[Entries with figure data]
%%
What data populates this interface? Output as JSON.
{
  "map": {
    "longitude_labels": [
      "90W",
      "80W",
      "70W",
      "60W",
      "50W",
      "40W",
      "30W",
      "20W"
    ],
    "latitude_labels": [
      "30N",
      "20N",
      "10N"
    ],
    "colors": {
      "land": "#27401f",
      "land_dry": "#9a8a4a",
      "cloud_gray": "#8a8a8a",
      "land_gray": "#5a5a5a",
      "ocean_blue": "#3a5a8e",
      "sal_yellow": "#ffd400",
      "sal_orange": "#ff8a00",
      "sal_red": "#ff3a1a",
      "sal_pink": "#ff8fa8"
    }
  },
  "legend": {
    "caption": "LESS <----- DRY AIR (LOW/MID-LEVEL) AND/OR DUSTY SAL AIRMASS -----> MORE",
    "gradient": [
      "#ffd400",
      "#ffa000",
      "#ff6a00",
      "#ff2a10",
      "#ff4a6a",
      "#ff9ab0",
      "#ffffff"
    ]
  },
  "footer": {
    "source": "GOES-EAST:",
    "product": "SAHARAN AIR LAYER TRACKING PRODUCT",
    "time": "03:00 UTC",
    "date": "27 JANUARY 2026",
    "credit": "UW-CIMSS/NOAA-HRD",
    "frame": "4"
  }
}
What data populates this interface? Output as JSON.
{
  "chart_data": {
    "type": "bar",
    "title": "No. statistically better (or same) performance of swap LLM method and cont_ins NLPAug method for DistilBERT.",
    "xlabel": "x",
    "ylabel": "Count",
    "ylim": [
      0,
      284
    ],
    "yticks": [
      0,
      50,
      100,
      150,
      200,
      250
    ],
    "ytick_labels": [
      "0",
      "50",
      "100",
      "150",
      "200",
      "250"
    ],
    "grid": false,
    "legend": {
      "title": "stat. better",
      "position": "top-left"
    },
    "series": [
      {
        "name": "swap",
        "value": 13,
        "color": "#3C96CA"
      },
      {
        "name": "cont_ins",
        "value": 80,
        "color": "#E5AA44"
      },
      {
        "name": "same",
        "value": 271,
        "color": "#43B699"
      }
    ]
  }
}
%%
Report only how many lines in the entries contain "swap".

2